Stated exercise: Write each line out exactly, leaving none out.

Material supplied:
------------------------------------------------

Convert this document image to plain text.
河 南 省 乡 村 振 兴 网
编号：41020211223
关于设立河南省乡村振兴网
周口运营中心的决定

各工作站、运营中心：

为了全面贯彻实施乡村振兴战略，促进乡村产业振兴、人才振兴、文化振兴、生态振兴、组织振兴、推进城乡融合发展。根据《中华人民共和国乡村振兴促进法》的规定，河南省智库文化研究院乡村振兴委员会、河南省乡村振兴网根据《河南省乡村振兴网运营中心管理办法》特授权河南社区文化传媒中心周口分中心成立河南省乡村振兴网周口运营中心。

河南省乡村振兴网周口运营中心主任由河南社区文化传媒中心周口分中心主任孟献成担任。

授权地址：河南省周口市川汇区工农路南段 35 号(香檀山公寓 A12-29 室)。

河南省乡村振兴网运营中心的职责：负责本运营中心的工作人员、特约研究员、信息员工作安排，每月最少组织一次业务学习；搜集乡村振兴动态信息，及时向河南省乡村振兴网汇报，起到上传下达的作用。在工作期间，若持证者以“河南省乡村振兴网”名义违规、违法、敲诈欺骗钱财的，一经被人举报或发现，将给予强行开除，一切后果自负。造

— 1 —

------------------------------------------------

Response for this exercise:
Convert this document image to plain text.
河 南 省 乡 村 振 兴 网
编号：41020211223
关于设立河南省乡村振兴网
周口运营中心的决定

各工作站、运营中心：

为了全面贯彻实施乡村振兴战略，促进乡村产业振兴、人才振兴、文化振兴、生态振兴、组织振兴、推进城乡融合发展。根据《中华人民共和国乡村振兴促进法》的规定，河南省智库文化研究院乡村振兴委员会、河南省乡村振兴网根据《河南省乡村振兴网运营中心管理办法》特授权河南社区文化传媒中心周口分中心成立河南省乡村振兴网周口运营中心。

河南省乡村振兴网周口运营中心主任由河南社区文化传媒中心周口分中心主任孟献成担任。

授权地址：河南省周口市川汇区工农路南段 35 号(香檀山公寓 A12-29 室)。

河南省乡村振兴网运营中心的职责：负责本运营中心的工作人员、特约研究员、信息员工作安排，每月最少组织一次业务学习；搜集乡村振兴动态信息，及时向河南省乡村振兴网汇报，起到上传下达的作用。在工作期间，若持证者以“河南省乡村振兴网”名义违规、违法、敲诈欺骗钱财的，一经被人举报或发现，将给予强行开除，一切后果自负。造

— 1 —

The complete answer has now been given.